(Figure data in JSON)
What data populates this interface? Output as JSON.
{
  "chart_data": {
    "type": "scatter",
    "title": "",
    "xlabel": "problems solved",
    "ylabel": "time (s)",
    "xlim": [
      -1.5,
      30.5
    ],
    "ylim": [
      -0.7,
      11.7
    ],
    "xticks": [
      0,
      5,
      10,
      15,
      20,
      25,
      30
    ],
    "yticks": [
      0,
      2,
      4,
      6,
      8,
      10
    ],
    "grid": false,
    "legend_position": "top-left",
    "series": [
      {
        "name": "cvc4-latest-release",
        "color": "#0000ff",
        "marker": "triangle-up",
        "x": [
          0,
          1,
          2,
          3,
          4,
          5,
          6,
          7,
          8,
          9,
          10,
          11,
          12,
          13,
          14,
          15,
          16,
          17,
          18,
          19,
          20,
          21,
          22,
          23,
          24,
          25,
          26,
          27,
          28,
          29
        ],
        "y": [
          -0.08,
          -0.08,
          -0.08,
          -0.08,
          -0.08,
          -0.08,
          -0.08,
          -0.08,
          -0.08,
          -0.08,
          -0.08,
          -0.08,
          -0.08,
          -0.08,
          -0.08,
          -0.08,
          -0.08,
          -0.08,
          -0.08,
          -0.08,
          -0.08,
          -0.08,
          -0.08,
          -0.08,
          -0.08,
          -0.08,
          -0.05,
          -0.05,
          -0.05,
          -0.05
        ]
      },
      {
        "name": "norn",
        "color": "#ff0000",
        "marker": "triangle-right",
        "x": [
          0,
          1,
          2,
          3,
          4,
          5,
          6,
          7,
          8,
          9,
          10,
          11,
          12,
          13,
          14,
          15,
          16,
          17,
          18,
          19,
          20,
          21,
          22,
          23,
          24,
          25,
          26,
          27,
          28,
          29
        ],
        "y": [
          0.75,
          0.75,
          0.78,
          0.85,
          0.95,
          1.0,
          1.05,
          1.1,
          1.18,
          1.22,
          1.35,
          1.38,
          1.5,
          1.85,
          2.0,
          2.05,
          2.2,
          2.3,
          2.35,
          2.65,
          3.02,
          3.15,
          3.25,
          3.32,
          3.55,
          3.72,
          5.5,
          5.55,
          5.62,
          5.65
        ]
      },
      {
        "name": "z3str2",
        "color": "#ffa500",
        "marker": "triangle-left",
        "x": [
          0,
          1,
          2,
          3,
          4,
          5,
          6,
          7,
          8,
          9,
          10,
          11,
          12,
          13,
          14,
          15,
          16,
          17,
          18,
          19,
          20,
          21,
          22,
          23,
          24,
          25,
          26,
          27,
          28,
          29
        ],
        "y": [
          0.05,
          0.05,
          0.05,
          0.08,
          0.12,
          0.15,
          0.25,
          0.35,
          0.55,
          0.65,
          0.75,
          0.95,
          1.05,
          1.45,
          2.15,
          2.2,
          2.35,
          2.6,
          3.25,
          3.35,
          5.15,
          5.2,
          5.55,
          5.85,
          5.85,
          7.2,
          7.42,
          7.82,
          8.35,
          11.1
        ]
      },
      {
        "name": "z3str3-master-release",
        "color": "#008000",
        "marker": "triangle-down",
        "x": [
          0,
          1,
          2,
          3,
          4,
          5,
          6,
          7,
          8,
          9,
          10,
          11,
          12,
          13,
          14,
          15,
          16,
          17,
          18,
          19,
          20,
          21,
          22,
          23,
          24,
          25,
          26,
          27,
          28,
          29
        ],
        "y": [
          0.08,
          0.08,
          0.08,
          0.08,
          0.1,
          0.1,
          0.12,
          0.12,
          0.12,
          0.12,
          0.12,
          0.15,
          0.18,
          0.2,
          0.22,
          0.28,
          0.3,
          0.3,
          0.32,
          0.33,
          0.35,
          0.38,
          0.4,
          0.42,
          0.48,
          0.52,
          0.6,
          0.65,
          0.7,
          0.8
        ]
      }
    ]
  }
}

▶ [PROBLEM TO SOLVE]: What is the number of lines in this material that hold the string "triangle"? Answer with that number only.

▶ [EXERCISE ANSWER]: 4